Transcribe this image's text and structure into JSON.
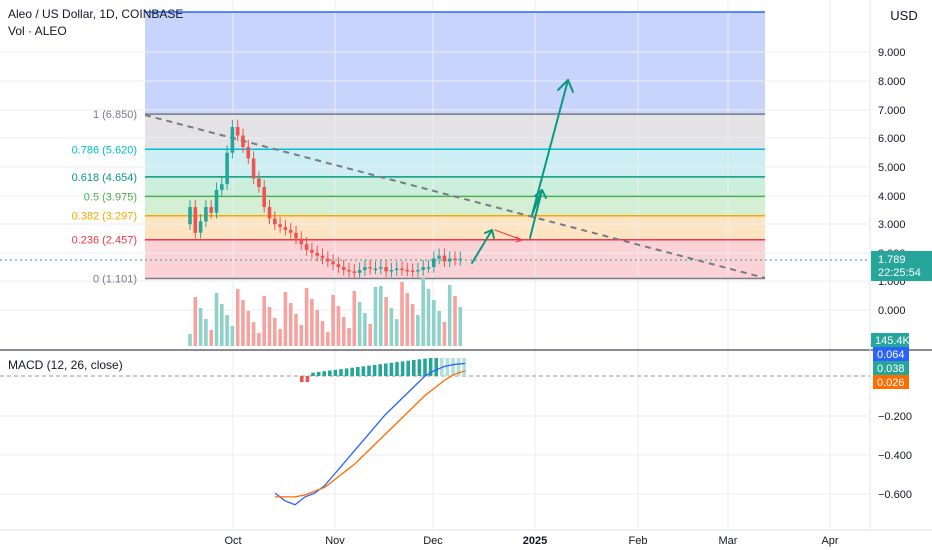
{
  "header": {
    "symbol_title": "Aleo / US Dollar, 1D, COINBASE",
    "volume_label": "Vol · ALEO",
    "macd_label": "MACD (12, 26, close)"
  },
  "price_axis": {
    "currency": "USD",
    "ticks": [
      "9.000",
      "8.000",
      "7.000",
      "6.000",
      "5.000",
      "4.000",
      "3.000",
      "2.000",
      "1.000",
      "0.000"
    ],
    "last_price": "1.789",
    "countdown": "22:25:54",
    "volume_value": "145.4K"
  },
  "macd_axis": {
    "ticks": [
      "−0.200",
      "−0.400",
      "−0.600"
    ],
    "macd_value": "0.064",
    "histogram_value": "0.038",
    "signal_value": "0.026"
  },
  "time_axis": {
    "labels": [
      "Oct",
      "Nov",
      "Dec",
      "2025",
      "Feb",
      "Mar",
      "Apr"
    ]
  },
  "fib_levels": [
    {
      "label": "1 (6.850)",
      "price": 6.85,
      "color": "#787b86"
    },
    {
      "label": "0.786 (5.620)",
      "price": 5.62,
      "color": "#00bcd4"
    },
    {
      "label": "0.618 (4.654)",
      "price": 4.654,
      "color": "#089981"
    },
    {
      "label": "0.5 (3.975)",
      "price": 3.975,
      "color": "#4caf50"
    },
    {
      "label": "0.382 (3.297)",
      "price": 3.297,
      "color": "#f7a600"
    },
    {
      "label": "0.236 (2.457)",
      "price": 2.457,
      "color": "#f23645"
    },
    {
      "label": "0 (1.101)",
      "price": 1.101,
      "color": "#787b86"
    }
  ],
  "colors": {
    "up": "#26a69a",
    "down": "#ef5350",
    "macd_line": "#2962ff",
    "signal_line": "#ff6d00",
    "projection": "#089981"
  },
  "chart_data": {
    "type": "candlestick",
    "candles_close": [
      3.6,
      2.7,
      3.1,
      3.6,
      3.4,
      4.2,
      4.4,
      5.5,
      6.4,
      6.1,
      5.7,
      5.3,
      4.6,
      4.3,
      3.6,
      3.2,
      3.0,
      2.9,
      2.8,
      2.7,
      2.5,
      2.3,
      2.1,
      2.0,
      1.9,
      1.8,
      1.7,
      1.6,
      1.5,
      1.4,
      1.35,
      1.3,
      1.4,
      1.5,
      1.45,
      1.45,
      1.5,
      1.35,
      1.4,
      1.45,
      1.4,
      1.38,
      1.35,
      1.4,
      1.5,
      1.5,
      1.8,
      1.9,
      1.7,
      1.8,
      1.75,
      1.79
    ],
    "macd": [
      -0.6,
      -0.64,
      -0.66,
      -0.62,
      -0.6,
      -0.56,
      -0.5,
      -0.44,
      -0.38,
      -0.32,
      -0.26,
      -0.2,
      -0.15,
      -0.1,
      -0.05,
      0.0,
      0.03,
      0.05,
      0.06,
      0.064
    ],
    "signal": [
      -0.62,
      -0.62,
      -0.62,
      -0.61,
      -0.59,
      -0.57,
      -0.53,
      -0.49,
      -0.45,
      -0.4,
      -0.35,
      -0.3,
      -0.25,
      -0.2,
      -0.15,
      -0.1,
      -0.06,
      -0.02,
      0.01,
      0.026
    ]
  }
}
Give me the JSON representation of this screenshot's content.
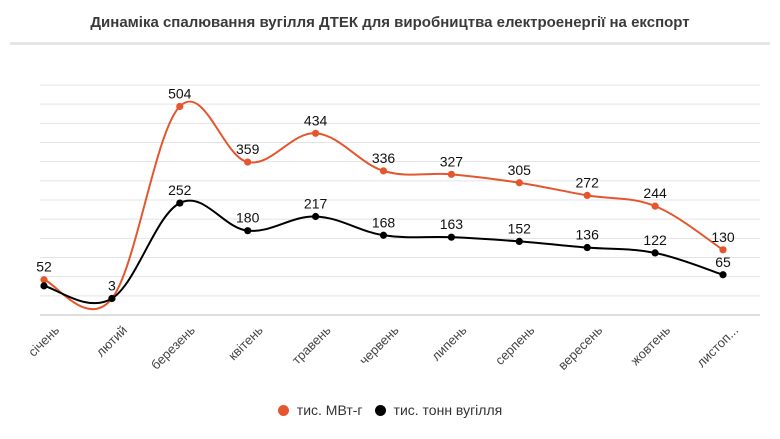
{
  "chart_data": {
    "type": "line",
    "title": "Динаміка спалювання вугілля ДТЕК для виробництва електроенергії на експорт",
    "categories": [
      "січень",
      "лютий",
      "березень",
      "квітень",
      "травень",
      "червень",
      "липень",
      "серпень",
      "вересень",
      "жовтень",
      "листоп..."
    ],
    "series": [
      {
        "name": "тис. МВт-г",
        "color": "#e4572e",
        "values": [
          52,
          3,
          504,
          359,
          434,
          336,
          327,
          305,
          272,
          244,
          130
        ]
      },
      {
        "name": "тис. тонн вугілля",
        "color": "#000000",
        "values": [
          36,
          3,
          252,
          180,
          217,
          168,
          163,
          152,
          136,
          122,
          65
        ]
      }
    ],
    "value_labels": [
      [
        "52",
        "3",
        "504",
        "359",
        "434",
        "336",
        "327",
        "305",
        "272",
        "244",
        "130"
      ],
      [
        "",
        "",
        "252",
        "180",
        "217",
        "168",
        "163",
        "152",
        "136",
        "122",
        "65"
      ]
    ],
    "ylim": [
      -40,
      560
    ],
    "grid": true,
    "legend_position": "bottom"
  }
}
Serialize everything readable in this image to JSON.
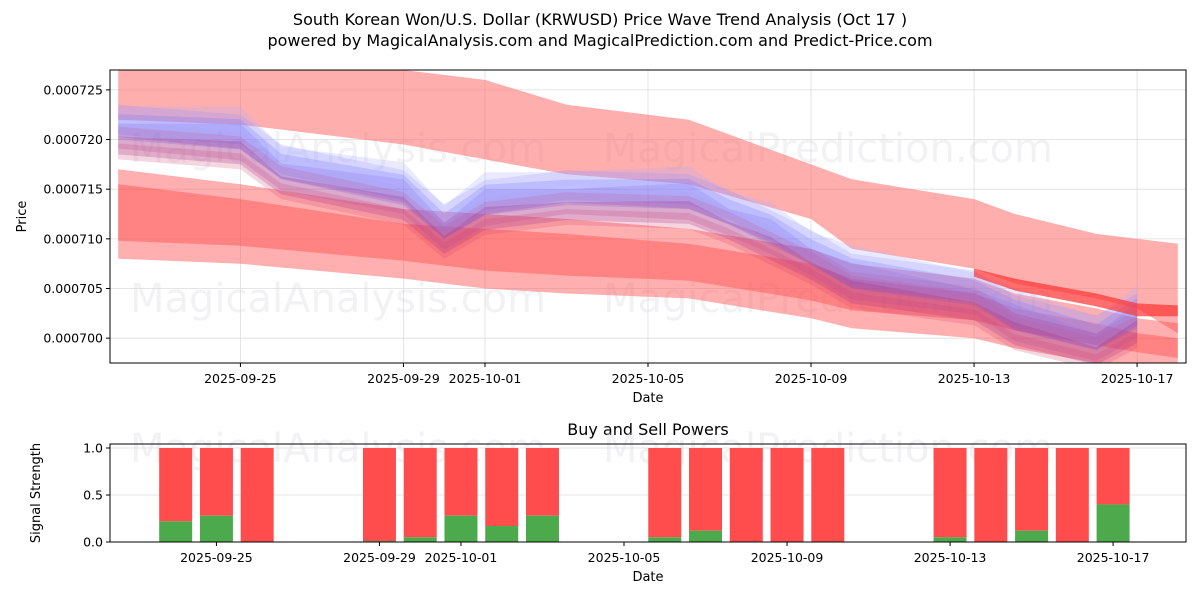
{
  "header": {
    "title": "South Korean Won/U.S. Dollar (KRWUSD) Price Wave Trend Analysis (Oct 17 )",
    "subtitle": "powered by MagicalAnalysis.com and MagicalPrediction.com and Predict-Price.com"
  },
  "watermarks": [
    "MagicalAnalysis.com",
    "MagicalPrediction.com"
  ],
  "colors": {
    "upper_band": "#ff6b6b",
    "lower_band": "#ff4d4d",
    "wave_blue": "#5a5aff",
    "wave_purple": "#9b2d8a",
    "buy": "#4caa4c",
    "sell": "#ff4d4d",
    "grid": "#dddddd"
  },
  "chart_data": [
    {
      "id": "price-wave",
      "type": "area",
      "title": "",
      "xlabel": "Date",
      "ylabel": "Price",
      "xlim": [
        "2025-09-21.8",
        "2025-10-18.2"
      ],
      "ylim": [
        0.0006975,
        0.000727
      ],
      "grid": true,
      "x_ticks": [
        "2025-09-25",
        "2025-09-29",
        "2025-10-01",
        "2025-10-05",
        "2025-10-09",
        "2025-10-13",
        "2025-10-17"
      ],
      "y_ticks": [
        "0.000700",
        "0.000705",
        "0.000710",
        "0.000715",
        "0.000720",
        "0.000725"
      ],
      "y_tick_values": [
        0.0007,
        0.000705,
        0.00071,
        0.000715,
        0.00072,
        0.000725
      ],
      "series": [
        {
          "name": "upper-band",
          "dates": [
            "2025-09-22",
            "2025-09-25",
            "2025-09-29",
            "2025-10-01",
            "2025-10-03",
            "2025-10-06",
            "2025-10-09",
            "2025-10-10",
            "2025-10-13",
            "2025-10-14",
            "2025-10-16",
            "2025-10-17",
            "2025-10-18"
          ],
          "upper": [
            0.000728,
            0.000728,
            0.000727,
            0.000726,
            0.0007235,
            0.000722,
            0.0007175,
            0.000716,
            0.000714,
            0.0007125,
            0.0007105,
            0.00071,
            0.0007095
          ],
          "lower": [
            0.000722,
            0.0007215,
            0.0007195,
            0.000718,
            0.0007165,
            0.0007155,
            0.000712,
            0.000709,
            0.000707,
            0.0007055,
            0.000704,
            0.000703,
            0.0007005
          ]
        },
        {
          "name": "lower-band",
          "dates": [
            "2025-09-22",
            "2025-09-25",
            "2025-09-29",
            "2025-10-01",
            "2025-10-03",
            "2025-10-06",
            "2025-10-09",
            "2025-10-10",
            "2025-10-13",
            "2025-10-14",
            "2025-10-16",
            "2025-10-17",
            "2025-10-18"
          ],
          "upper": [
            0.000717,
            0.0007155,
            0.000713,
            0.0007125,
            0.000712,
            0.000711,
            0.000709,
            0.0007075,
            0.000706,
            0.0007045,
            0.000703,
            0.000702,
            0.0007015
          ],
          "lower": [
            0.000708,
            0.0007075,
            0.000706,
            0.000705,
            0.0007045,
            0.000704,
            0.000702,
            0.000701,
            0.0007,
            0.000699,
            0.0006975,
            0.0006968,
            0.0006962
          ]
        },
        {
          "name": "trend-line-band",
          "dates": [
            "2025-10-13",
            "2025-10-14",
            "2025-10-16",
            "2025-10-17",
            "2025-10-18"
          ],
          "upper": [
            0.000707,
            0.000706,
            0.0007045,
            0.0007035,
            0.0007033
          ],
          "lower": [
            0.0007062,
            0.0007048,
            0.0007032,
            0.0007022,
            0.0007022
          ]
        },
        {
          "name": "price-wave-center",
          "dates": [
            "2025-09-22",
            "2025-09-25",
            "2025-09-26",
            "2025-09-29",
            "2025-09-30",
            "2025-10-01",
            "2025-10-03",
            "2025-10-06",
            "2025-10-07",
            "2025-10-08",
            "2025-10-09",
            "2025-10-10",
            "2025-10-13",
            "2025-10-14",
            "2025-10-16",
            "2025-10-17"
          ],
          "values": [
            0.000721,
            0.00072,
            0.000717,
            0.0007144,
            0.000711,
            0.0007134,
            0.0007144,
            0.000714,
            0.0007124,
            0.0007104,
            0.0007084,
            0.000706,
            0.0007043,
            0.0007018,
            0.0006998,
            0.000702
          ]
        }
      ]
    },
    {
      "id": "buy-sell-powers",
      "type": "bar",
      "title": "Buy and Sell Powers",
      "xlabel": "Date",
      "ylabel": "Signal Strength",
      "ylim": [
        0,
        1.0
      ],
      "grid": true,
      "x_ticks": [
        "2025-09-25",
        "2025-09-29",
        "2025-10-01",
        "2025-10-05",
        "2025-10-09",
        "2025-10-13",
        "2025-10-17"
      ],
      "y_ticks": [
        "0.0",
        "0.5",
        "1.0"
      ],
      "y_tick_values": [
        0,
        0.5,
        1.0
      ],
      "categories": [
        "2025-09-24",
        "2025-09-25",
        "2025-09-26",
        "2025-09-29",
        "2025-09-30",
        "2025-10-01",
        "2025-10-02",
        "2025-10-03",
        "2025-10-06",
        "2025-10-07",
        "2025-10-08",
        "2025-10-09",
        "2025-10-10",
        "2025-10-13",
        "2025-10-14",
        "2025-10-15",
        "2025-10-16",
        "2025-10-17"
      ],
      "series": [
        {
          "name": "Buy",
          "values": [
            0.22,
            0.28,
            0.0,
            0.01,
            0.05,
            0.28,
            0.17,
            0.28,
            0.05,
            0.12,
            0.0,
            0.0,
            0.0,
            0.05,
            0.0,
            0.12,
            0.0,
            0.4
          ]
        },
        {
          "name": "Sell",
          "values": [
            0.78,
            0.72,
            1.0,
            0.99,
            0.95,
            0.72,
            0.83,
            0.72,
            0.95,
            0.88,
            1.0,
            1.0,
            1.0,
            0.95,
            1.0,
            0.88,
            1.0,
            0.6
          ]
        }
      ]
    }
  ]
}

*****

#### [Task objective]
In the listing, find all lines with the string "Dollar" and copy them.

#### [Full solution]
    "symbol_title": "Aleo / US Dollar, 1D, COINBASE",
    "title": "South Korean Won/U.S. Dollar (KRWUSD) Price Wave Trend Analysis (Oct 17 )",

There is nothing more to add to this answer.